**SET EXERCISE:**
Which lines below hold the word "Cube"? Report each one.

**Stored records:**
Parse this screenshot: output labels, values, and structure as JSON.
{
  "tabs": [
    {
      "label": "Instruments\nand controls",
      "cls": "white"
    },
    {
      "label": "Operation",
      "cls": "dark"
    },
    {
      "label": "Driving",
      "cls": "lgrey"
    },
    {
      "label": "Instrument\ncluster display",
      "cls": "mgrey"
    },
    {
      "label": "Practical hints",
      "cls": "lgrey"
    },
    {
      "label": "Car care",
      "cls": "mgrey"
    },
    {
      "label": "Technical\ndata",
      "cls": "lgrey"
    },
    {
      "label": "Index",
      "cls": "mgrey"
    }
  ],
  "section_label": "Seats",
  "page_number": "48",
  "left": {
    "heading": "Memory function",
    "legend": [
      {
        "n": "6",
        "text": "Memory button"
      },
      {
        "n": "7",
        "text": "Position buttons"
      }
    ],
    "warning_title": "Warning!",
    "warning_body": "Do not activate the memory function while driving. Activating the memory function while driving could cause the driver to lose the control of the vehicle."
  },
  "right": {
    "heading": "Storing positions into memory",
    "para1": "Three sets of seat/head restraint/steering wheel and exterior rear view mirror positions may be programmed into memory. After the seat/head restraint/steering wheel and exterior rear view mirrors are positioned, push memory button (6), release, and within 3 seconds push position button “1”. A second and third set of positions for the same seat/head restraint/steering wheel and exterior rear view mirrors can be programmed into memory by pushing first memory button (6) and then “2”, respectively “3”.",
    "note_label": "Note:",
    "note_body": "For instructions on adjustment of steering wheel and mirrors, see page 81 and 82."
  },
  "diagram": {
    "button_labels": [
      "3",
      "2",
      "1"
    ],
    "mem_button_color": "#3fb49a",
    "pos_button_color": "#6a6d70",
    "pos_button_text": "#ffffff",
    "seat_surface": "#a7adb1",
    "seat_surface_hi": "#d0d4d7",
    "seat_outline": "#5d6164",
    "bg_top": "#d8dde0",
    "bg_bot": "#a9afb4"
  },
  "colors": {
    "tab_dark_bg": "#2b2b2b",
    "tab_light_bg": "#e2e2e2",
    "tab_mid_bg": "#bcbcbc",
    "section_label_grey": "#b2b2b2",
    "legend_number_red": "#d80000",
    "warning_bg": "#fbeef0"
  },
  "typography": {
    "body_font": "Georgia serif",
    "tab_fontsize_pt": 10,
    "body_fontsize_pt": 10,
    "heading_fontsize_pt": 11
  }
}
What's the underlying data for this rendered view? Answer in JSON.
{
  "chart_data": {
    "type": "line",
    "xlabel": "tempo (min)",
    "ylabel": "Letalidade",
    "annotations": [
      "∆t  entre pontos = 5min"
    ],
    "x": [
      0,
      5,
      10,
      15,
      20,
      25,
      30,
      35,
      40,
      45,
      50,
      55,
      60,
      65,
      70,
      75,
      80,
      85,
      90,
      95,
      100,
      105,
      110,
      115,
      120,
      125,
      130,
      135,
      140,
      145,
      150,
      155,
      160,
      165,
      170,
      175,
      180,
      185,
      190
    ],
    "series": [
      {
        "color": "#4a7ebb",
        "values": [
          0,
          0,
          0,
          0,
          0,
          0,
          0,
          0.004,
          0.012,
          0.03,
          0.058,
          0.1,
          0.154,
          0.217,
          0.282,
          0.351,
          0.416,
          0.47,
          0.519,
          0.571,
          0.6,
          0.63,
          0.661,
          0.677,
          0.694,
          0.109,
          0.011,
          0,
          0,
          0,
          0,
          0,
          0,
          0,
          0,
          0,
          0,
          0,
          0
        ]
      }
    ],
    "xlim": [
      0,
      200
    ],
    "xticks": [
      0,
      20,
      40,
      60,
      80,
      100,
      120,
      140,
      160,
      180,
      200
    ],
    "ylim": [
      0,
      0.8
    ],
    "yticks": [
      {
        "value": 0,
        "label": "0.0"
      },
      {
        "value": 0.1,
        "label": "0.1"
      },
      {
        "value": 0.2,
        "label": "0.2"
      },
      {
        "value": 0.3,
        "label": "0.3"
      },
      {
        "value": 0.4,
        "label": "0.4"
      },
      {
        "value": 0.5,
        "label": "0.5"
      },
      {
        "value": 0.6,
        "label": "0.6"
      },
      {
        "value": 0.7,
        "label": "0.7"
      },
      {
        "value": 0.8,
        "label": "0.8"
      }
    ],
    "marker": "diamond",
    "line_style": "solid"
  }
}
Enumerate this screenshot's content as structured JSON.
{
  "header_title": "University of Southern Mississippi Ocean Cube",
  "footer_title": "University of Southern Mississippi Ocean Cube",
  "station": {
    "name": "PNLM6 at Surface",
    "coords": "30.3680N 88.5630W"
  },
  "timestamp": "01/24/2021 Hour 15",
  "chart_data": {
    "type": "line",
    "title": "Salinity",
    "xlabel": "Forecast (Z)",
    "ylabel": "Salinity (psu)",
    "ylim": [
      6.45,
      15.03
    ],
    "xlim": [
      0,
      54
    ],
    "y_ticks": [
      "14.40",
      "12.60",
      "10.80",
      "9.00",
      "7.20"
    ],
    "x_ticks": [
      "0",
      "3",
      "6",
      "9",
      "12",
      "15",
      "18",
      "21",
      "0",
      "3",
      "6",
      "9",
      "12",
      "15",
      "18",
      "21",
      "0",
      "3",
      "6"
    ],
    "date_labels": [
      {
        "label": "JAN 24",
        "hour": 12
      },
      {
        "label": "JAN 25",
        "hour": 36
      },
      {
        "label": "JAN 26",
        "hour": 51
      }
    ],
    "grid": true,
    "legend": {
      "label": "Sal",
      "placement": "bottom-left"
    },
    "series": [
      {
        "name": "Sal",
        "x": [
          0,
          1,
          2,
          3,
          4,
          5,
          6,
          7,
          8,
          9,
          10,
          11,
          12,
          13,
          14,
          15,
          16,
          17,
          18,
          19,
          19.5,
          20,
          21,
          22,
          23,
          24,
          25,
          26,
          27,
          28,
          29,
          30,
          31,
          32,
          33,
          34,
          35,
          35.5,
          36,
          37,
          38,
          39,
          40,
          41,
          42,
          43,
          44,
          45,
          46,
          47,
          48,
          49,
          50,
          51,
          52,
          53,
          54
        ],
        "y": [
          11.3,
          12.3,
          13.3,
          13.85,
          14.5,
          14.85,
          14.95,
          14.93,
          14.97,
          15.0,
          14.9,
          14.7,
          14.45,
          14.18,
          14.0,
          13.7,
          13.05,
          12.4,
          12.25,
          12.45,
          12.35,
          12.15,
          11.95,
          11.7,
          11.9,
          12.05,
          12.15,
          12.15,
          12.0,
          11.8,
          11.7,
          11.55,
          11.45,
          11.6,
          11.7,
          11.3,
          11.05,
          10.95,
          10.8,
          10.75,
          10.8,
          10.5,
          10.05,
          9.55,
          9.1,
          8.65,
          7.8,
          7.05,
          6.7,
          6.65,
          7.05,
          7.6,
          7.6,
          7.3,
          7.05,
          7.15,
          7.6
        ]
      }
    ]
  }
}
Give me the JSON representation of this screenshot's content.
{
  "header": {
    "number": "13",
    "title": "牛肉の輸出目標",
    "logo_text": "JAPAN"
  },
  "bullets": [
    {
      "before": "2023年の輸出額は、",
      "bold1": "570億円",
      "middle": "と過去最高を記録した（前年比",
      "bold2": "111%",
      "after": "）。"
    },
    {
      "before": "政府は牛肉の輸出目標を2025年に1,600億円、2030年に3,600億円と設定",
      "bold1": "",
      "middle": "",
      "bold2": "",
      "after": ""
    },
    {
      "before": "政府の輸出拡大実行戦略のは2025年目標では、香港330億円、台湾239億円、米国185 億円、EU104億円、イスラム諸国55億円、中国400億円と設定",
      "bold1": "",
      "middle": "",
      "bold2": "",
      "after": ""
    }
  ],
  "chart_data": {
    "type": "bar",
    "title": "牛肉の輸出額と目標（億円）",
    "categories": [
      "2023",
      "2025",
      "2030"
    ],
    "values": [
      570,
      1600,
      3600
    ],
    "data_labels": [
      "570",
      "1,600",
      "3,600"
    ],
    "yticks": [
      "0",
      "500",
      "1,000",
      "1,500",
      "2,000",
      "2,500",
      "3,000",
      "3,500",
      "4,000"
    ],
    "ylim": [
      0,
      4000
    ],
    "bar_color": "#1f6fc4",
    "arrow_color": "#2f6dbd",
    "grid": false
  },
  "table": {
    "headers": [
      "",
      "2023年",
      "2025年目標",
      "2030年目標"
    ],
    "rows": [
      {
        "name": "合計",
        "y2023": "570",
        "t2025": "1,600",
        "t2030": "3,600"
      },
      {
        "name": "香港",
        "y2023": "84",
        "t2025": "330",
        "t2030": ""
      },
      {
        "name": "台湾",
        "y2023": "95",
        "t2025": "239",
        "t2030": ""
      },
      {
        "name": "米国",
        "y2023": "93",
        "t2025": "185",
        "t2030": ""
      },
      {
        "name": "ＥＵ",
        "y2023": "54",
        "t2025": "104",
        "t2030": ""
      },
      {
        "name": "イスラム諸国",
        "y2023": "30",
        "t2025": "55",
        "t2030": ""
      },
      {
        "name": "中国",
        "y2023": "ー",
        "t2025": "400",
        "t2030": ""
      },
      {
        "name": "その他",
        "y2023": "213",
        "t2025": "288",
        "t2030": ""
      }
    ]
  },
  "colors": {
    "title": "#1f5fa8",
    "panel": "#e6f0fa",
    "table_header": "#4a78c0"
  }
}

**RESPONSE TO THE EXERCISE:**
  "header_title": "University of Southern Mississippi Ocean Cube",
  "footer_title": "University of Southern Mississippi Ocean Cube",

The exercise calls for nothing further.